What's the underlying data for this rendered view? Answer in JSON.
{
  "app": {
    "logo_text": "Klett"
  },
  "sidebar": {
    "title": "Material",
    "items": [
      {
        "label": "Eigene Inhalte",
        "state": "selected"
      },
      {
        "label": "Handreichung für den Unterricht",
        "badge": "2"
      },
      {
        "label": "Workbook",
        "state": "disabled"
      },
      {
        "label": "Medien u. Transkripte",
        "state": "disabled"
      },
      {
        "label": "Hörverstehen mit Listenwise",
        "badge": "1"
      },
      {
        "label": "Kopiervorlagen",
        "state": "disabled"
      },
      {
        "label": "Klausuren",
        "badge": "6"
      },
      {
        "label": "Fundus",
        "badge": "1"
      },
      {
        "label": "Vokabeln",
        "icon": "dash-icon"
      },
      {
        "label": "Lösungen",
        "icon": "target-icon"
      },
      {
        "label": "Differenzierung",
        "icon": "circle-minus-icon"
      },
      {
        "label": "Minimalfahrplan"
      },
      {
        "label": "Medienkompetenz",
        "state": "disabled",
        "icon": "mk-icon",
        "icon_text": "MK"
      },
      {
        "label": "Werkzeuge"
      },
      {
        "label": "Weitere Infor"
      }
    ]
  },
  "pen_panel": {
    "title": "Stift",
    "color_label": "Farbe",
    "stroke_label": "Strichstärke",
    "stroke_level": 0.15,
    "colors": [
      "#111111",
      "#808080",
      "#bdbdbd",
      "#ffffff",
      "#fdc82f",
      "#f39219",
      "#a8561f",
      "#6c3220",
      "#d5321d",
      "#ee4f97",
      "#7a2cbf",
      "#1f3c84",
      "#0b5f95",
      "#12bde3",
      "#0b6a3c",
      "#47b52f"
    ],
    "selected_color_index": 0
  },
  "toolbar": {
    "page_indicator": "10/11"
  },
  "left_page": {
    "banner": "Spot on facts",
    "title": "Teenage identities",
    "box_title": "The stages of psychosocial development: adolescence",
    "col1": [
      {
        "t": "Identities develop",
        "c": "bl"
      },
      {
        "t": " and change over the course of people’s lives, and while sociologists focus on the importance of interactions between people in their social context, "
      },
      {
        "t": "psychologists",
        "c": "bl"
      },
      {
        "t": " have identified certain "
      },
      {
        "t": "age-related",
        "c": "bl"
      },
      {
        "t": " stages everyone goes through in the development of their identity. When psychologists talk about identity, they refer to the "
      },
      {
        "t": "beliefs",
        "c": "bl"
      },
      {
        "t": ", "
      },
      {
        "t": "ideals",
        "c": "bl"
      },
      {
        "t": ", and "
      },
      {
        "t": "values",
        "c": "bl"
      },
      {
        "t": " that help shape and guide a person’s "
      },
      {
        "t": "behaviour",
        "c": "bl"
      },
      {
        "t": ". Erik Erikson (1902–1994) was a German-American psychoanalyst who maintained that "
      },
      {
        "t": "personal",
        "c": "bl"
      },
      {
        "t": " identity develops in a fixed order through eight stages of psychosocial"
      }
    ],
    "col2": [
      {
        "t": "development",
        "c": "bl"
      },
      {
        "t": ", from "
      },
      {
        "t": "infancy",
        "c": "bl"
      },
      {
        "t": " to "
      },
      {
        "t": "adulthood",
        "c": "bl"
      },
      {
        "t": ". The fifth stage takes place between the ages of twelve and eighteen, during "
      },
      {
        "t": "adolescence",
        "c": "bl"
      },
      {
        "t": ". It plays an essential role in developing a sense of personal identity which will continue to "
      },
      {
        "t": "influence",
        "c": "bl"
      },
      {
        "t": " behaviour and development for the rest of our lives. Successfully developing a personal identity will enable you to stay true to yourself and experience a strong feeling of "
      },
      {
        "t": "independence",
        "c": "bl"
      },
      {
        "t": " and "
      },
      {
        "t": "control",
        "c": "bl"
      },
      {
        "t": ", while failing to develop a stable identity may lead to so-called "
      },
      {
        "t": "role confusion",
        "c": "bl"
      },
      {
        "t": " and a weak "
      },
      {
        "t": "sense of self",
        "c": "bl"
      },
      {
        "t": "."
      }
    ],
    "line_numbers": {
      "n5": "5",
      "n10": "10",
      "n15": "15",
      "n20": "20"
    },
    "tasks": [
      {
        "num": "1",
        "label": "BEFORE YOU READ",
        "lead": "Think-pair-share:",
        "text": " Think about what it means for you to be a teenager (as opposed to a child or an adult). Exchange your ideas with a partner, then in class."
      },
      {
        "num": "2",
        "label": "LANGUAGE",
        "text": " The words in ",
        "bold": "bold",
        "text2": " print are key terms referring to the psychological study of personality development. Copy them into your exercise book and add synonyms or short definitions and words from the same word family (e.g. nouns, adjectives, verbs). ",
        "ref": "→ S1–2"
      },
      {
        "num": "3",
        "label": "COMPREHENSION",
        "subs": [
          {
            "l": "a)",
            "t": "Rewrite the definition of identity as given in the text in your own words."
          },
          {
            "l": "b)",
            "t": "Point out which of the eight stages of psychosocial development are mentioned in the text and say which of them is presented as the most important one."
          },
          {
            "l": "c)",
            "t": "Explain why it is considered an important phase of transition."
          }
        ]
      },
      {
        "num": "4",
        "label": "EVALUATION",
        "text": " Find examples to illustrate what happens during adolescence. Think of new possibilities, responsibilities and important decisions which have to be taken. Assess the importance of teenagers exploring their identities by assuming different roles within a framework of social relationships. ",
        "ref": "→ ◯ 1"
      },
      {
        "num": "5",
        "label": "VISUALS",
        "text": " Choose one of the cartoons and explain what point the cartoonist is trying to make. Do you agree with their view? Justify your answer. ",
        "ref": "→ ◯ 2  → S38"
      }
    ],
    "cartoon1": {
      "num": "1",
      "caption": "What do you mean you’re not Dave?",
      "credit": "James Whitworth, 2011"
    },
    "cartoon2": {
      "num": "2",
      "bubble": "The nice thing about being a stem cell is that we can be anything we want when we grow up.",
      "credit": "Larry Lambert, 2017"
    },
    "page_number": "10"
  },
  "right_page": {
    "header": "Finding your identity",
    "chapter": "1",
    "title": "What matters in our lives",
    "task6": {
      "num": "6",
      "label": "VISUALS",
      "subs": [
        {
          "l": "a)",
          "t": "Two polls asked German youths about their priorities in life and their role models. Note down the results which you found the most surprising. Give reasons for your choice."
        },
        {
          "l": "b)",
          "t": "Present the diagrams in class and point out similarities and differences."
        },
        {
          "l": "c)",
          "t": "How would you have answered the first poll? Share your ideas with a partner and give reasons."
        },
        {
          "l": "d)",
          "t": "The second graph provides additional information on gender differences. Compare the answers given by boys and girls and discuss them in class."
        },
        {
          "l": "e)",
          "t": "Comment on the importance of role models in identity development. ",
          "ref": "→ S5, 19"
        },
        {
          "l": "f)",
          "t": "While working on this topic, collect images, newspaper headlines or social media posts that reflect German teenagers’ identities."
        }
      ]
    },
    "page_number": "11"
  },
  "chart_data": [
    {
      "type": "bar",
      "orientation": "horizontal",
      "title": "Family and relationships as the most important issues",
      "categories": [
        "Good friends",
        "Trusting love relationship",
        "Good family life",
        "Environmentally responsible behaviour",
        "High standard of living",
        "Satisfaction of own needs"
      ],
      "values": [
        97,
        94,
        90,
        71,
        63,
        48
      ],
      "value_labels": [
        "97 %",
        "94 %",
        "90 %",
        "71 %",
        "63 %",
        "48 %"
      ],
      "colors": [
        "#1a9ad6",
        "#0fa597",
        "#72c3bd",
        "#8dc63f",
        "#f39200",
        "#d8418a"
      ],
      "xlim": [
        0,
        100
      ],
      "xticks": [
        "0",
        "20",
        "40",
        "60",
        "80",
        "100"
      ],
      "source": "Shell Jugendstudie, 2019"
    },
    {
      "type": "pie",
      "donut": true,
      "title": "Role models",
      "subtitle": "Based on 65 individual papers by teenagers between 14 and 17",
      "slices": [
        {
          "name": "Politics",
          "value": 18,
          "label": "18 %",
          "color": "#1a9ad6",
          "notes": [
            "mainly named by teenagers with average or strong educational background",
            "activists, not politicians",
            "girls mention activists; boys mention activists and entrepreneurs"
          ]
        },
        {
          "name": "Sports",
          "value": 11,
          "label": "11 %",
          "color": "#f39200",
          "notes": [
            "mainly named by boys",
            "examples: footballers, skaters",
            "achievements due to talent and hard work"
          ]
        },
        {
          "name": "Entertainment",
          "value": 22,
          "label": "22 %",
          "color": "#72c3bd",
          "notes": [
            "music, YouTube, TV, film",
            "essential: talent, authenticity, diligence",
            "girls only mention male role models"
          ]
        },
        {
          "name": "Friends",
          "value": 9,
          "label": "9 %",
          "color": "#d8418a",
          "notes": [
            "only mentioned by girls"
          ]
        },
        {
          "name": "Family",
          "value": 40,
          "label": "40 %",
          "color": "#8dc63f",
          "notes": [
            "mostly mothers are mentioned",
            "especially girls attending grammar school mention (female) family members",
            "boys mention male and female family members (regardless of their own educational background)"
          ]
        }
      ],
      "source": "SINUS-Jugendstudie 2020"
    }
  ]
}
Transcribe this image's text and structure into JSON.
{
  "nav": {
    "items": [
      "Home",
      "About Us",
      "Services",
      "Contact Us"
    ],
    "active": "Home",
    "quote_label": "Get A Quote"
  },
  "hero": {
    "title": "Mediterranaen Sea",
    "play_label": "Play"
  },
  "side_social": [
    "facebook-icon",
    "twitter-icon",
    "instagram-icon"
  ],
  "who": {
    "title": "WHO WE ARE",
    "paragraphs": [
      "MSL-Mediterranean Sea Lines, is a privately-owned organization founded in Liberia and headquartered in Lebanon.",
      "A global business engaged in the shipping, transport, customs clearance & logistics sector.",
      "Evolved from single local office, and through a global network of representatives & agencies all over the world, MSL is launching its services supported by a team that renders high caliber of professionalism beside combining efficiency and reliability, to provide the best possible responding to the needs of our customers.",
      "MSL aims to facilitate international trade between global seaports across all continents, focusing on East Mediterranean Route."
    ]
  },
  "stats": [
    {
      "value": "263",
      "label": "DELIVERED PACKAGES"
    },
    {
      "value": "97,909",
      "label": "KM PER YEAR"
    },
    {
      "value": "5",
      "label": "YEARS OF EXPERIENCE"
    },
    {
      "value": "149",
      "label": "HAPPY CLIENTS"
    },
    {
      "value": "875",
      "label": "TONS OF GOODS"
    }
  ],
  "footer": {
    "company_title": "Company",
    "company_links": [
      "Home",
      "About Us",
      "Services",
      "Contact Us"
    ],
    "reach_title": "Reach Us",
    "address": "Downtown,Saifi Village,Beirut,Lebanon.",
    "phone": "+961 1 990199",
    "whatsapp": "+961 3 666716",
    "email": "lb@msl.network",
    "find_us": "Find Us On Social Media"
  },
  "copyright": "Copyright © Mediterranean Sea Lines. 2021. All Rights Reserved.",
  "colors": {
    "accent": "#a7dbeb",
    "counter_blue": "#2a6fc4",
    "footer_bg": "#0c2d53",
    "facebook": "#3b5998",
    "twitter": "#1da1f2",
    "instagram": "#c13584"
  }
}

### What is expected
Where a line of the data holds "mainly", show that line.

### Exercise output
            "mainly named by teenagers with average or strong educational background",
            "mainly named by boys",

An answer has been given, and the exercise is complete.